_WHAT THE EXERCISE ASKS:_ Return each line containing the string "authors".

==*==

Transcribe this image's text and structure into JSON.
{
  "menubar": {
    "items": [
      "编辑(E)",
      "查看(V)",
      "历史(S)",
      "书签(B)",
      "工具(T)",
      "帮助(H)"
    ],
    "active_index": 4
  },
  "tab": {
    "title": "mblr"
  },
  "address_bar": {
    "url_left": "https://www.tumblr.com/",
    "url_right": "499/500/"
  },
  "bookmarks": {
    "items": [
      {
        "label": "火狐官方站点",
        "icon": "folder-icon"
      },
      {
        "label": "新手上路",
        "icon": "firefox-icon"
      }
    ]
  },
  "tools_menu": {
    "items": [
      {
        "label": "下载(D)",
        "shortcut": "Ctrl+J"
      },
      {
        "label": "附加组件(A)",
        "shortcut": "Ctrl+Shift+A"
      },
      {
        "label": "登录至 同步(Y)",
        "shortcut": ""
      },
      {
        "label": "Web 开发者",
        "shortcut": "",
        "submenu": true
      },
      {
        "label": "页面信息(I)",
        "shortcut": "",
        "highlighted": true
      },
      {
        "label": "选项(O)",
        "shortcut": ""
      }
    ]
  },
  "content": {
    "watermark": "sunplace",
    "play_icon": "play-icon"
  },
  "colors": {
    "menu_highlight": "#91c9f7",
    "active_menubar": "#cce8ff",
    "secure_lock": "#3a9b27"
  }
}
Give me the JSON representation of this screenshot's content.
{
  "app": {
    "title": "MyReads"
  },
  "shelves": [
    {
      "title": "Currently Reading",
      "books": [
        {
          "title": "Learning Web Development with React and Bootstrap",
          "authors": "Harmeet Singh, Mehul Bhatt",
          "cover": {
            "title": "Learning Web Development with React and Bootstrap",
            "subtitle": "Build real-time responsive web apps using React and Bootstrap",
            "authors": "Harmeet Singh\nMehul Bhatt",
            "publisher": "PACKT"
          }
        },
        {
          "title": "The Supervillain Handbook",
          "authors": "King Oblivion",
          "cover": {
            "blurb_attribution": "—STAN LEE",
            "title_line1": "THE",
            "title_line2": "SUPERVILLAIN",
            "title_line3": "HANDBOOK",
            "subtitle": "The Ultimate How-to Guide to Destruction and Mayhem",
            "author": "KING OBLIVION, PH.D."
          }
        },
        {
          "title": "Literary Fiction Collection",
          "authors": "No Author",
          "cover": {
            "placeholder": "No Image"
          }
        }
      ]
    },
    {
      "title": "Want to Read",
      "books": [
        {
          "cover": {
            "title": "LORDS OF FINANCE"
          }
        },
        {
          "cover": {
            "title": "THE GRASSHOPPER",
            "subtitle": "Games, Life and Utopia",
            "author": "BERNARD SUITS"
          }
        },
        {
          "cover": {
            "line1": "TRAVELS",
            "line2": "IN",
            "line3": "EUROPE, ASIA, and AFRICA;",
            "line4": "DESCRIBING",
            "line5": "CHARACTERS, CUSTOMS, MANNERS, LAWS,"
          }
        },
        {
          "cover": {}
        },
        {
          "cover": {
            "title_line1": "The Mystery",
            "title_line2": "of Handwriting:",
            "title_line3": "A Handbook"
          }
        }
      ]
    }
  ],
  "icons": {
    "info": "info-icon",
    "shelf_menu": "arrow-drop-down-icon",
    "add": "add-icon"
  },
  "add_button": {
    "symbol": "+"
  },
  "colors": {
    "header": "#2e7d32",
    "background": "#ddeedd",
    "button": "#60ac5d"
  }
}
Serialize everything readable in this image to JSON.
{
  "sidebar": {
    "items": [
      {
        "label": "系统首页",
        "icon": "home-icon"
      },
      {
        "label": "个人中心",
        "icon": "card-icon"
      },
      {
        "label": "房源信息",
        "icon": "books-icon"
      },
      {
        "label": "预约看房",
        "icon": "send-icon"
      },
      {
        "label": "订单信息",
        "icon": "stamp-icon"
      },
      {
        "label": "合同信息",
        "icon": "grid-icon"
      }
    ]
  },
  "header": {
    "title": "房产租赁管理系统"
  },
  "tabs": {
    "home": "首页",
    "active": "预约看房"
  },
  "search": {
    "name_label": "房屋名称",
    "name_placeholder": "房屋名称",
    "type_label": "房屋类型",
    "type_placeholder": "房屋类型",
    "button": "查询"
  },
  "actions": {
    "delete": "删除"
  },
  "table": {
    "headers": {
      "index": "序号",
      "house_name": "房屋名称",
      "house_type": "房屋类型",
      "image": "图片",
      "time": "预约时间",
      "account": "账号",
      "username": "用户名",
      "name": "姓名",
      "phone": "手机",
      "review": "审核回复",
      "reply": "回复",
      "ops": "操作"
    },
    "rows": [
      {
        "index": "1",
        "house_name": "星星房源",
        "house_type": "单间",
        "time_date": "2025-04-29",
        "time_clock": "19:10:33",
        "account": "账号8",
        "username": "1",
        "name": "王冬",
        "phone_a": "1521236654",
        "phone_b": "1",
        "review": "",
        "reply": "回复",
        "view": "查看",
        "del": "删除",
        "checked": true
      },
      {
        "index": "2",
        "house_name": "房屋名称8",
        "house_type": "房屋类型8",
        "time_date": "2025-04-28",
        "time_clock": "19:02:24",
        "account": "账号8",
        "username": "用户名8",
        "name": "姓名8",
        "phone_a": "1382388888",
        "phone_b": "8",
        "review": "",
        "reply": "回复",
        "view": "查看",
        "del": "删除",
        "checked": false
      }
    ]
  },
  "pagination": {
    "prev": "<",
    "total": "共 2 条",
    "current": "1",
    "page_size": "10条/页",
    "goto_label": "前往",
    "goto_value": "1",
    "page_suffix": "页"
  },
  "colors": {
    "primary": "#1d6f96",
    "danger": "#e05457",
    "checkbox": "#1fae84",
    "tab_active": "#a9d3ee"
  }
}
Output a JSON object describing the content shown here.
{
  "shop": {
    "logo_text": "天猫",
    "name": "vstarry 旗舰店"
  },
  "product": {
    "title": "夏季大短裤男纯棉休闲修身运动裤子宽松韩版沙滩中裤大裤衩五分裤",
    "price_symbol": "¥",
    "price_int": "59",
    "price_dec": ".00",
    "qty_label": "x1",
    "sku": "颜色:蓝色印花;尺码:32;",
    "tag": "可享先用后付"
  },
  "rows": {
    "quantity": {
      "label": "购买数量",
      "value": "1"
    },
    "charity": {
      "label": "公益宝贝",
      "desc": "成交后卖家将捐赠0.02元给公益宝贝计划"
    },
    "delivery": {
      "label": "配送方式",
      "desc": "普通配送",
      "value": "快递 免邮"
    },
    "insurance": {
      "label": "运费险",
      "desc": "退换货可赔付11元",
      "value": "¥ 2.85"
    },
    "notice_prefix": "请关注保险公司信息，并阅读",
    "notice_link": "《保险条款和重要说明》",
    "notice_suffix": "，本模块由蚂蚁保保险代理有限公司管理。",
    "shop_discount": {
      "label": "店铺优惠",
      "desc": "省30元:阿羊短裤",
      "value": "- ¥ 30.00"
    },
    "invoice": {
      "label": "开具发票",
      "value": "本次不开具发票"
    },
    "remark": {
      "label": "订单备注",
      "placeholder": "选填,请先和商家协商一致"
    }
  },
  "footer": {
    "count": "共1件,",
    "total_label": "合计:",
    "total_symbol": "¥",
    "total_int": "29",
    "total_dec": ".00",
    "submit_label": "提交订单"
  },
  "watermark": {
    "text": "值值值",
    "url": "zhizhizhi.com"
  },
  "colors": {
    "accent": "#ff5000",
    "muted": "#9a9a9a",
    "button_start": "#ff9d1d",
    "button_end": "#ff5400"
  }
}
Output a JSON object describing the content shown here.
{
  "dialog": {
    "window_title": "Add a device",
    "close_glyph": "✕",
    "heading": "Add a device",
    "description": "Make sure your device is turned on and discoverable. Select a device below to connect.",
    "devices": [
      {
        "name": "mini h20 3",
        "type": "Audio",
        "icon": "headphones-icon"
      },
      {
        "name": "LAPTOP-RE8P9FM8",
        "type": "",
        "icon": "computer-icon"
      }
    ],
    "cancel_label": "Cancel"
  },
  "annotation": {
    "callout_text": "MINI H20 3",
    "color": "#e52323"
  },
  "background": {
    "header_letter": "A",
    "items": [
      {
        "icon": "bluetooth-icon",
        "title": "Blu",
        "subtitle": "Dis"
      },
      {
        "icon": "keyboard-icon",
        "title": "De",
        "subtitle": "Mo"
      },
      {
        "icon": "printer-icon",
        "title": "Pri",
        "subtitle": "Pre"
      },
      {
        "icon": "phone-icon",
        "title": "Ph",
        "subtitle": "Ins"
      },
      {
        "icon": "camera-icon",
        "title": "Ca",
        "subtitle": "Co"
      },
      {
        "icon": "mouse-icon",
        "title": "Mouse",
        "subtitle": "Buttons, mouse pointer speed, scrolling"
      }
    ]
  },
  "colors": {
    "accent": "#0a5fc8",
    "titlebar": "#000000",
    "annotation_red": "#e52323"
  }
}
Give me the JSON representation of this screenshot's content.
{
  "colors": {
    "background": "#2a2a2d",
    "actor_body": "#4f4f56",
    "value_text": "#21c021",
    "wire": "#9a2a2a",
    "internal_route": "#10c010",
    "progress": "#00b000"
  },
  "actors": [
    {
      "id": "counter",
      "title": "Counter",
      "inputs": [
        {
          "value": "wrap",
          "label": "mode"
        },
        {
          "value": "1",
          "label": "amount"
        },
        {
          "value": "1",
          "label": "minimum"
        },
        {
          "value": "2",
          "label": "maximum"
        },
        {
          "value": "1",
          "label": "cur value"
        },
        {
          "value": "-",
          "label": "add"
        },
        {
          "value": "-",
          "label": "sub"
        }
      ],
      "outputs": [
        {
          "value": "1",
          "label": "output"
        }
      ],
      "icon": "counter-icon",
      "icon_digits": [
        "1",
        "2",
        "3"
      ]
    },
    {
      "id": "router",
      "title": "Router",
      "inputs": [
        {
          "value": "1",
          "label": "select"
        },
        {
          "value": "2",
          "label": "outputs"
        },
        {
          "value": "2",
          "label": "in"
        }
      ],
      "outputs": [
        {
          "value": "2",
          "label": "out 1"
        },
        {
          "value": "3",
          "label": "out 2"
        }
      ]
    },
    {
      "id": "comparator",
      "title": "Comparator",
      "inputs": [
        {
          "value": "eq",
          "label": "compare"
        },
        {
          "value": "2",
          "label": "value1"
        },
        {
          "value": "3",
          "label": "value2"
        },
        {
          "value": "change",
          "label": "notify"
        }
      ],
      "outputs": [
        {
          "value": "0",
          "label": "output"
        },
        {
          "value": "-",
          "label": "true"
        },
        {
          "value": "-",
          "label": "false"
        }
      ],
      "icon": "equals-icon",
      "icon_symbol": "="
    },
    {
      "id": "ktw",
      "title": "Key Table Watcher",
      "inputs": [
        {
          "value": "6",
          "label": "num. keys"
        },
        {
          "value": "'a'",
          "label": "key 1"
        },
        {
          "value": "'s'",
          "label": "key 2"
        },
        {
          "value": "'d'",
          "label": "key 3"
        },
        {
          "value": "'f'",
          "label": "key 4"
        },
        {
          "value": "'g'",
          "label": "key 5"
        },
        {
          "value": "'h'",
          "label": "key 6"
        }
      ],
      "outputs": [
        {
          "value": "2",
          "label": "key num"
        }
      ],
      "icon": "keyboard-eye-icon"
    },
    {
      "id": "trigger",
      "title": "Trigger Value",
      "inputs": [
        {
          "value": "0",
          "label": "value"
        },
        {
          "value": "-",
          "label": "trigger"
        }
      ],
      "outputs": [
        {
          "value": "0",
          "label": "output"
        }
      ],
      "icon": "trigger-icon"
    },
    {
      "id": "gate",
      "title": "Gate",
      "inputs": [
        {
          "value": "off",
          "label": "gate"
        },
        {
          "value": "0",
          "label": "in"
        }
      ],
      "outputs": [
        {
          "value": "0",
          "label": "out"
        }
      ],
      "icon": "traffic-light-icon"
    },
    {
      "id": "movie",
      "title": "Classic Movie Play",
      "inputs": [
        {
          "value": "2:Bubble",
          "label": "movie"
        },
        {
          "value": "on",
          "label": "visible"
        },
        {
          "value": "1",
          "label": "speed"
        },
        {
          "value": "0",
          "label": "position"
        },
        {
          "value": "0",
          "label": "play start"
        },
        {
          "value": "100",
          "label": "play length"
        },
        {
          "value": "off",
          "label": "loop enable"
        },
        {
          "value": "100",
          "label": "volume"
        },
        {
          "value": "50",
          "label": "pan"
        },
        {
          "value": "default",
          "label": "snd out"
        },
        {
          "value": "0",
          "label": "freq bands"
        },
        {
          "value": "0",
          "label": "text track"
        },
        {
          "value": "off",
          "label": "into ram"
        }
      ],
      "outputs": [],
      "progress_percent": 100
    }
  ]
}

==*==

_CORRECT RESPONSE:_
          "authors": "Harmeet Singh, Mehul Bhatt",
            "authors": "Harmeet Singh\nMehul Bhatt",
          "authors": "King Oblivion",
          "authors": "No Author",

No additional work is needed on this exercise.